**What you will do:**
Find every line with the word "configured". Copy those lines.

**Records shown:**
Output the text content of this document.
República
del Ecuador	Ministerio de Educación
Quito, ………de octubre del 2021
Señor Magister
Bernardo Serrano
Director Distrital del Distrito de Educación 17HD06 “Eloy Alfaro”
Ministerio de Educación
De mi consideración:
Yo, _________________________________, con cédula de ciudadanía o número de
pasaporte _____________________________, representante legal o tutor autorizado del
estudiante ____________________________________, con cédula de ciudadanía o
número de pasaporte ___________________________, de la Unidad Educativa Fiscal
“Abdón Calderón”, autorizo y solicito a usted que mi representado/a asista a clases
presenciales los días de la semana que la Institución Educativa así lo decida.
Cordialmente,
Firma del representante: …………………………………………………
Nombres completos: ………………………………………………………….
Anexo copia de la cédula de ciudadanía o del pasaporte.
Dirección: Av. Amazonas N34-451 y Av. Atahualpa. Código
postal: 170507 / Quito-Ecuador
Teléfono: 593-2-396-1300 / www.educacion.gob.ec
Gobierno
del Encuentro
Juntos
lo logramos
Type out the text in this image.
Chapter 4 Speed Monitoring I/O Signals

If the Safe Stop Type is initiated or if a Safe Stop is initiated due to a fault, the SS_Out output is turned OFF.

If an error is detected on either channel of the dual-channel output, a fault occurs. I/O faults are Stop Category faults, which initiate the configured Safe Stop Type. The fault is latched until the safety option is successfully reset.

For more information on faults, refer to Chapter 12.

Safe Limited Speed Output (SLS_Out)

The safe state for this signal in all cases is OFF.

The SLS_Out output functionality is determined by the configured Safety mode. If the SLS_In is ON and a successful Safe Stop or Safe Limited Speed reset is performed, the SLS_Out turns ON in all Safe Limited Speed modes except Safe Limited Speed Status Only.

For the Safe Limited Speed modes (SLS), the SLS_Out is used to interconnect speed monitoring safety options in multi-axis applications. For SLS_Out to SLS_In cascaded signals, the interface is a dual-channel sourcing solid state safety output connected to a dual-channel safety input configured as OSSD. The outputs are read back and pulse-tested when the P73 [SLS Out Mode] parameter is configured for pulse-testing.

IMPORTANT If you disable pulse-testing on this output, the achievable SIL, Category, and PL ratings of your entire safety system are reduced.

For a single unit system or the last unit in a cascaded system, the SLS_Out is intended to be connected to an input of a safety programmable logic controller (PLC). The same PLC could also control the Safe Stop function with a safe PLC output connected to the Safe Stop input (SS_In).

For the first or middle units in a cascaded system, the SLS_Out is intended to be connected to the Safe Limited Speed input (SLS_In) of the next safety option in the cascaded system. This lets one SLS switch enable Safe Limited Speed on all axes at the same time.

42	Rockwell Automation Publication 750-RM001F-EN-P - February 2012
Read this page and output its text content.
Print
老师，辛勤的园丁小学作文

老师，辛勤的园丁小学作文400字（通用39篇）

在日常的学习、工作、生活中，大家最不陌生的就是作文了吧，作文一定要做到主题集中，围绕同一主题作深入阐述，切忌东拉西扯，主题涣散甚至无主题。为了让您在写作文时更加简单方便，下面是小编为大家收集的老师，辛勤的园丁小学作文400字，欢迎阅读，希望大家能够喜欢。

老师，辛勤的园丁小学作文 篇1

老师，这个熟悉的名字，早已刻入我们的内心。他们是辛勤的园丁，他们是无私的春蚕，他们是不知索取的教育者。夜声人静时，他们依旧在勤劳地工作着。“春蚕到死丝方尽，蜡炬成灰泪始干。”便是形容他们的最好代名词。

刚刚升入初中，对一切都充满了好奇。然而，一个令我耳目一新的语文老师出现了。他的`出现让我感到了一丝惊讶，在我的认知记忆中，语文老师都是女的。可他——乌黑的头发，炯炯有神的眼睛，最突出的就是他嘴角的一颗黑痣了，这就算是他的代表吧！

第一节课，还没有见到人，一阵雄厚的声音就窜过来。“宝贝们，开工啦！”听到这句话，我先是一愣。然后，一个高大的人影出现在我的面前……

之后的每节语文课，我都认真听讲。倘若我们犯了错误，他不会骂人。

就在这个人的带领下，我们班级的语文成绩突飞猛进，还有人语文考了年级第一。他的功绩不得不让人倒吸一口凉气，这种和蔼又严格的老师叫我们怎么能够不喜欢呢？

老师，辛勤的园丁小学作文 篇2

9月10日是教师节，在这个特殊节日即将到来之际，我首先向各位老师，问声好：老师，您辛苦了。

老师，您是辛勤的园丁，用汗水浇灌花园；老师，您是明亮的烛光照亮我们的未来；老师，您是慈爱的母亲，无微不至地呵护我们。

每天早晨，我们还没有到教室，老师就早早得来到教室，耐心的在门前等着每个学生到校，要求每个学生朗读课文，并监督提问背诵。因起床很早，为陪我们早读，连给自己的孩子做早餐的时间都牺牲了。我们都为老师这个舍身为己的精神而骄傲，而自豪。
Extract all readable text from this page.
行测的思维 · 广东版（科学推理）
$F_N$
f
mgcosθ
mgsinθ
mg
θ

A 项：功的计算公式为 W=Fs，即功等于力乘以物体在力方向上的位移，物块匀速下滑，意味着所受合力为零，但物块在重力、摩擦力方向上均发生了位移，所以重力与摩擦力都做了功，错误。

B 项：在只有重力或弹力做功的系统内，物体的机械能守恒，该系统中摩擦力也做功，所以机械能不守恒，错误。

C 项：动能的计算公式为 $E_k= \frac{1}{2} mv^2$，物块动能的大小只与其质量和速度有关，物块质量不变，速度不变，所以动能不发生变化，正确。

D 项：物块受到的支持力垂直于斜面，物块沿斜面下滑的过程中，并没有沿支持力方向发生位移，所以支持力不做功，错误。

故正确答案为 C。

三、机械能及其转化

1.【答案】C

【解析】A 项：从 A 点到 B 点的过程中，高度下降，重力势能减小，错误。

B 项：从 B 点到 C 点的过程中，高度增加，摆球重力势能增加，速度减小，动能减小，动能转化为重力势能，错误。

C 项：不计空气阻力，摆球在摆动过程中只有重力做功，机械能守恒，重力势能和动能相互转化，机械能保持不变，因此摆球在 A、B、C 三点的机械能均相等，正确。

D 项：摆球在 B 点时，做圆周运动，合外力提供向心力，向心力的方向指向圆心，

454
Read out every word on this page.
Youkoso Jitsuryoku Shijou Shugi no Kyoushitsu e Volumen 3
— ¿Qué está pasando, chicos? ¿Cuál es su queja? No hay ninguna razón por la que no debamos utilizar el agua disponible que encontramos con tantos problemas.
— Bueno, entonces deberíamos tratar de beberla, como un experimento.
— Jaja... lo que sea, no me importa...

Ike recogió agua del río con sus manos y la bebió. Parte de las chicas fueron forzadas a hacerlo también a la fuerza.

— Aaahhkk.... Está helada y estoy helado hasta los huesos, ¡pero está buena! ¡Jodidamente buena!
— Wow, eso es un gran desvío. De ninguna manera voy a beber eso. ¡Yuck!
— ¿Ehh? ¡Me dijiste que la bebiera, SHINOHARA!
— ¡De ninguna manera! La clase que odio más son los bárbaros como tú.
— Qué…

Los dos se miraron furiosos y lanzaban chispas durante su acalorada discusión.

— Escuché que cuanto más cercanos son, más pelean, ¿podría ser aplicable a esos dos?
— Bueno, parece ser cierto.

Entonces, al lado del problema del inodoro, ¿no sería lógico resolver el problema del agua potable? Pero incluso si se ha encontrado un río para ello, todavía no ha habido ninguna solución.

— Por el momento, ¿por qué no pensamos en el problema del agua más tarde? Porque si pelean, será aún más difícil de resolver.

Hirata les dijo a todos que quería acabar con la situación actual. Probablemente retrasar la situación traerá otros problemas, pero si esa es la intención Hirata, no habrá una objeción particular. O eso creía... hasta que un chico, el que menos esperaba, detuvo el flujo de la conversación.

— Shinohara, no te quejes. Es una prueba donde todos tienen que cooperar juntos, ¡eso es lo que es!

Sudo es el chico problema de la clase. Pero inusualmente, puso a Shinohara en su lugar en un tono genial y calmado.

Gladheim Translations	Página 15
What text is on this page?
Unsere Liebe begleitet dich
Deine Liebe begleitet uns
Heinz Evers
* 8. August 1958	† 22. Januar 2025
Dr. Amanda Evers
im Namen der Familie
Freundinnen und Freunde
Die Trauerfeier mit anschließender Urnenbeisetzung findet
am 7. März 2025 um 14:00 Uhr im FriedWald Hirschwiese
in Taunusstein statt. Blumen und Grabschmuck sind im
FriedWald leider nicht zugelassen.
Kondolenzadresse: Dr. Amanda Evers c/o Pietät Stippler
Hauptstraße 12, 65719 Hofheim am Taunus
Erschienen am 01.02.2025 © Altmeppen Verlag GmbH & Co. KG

**Completed task:**
If an error is detected on either channel of the dual-channel output, a fault occurs. I/O faults are Stop Category faults, which initiate the configured Safe Stop Type. The fault is latched until the safety option is successfully reset.
The SLS_Out output functionality is determined by the configured Safety mode. If the SLS_In is ON and a successful Safe Stop or Safe Limited Speed reset is performed, the SLS_Out turns ON in all Safe Limited Speed modes except Safe Limited Speed Status Only.
For the Safe Limited Speed modes (SLS), the SLS_Out is used to interconnect speed monitoring safety options in multi-axis applications. For SLS_Out to SLS_In cascaded signals, the interface is a dual-channel sourcing solid state safety output connected to a dual-channel safety input configured as OSSD. The outputs are read back and pulse-tested when the P73 [SLS Out Mode] parameter is configured for pulse-testing.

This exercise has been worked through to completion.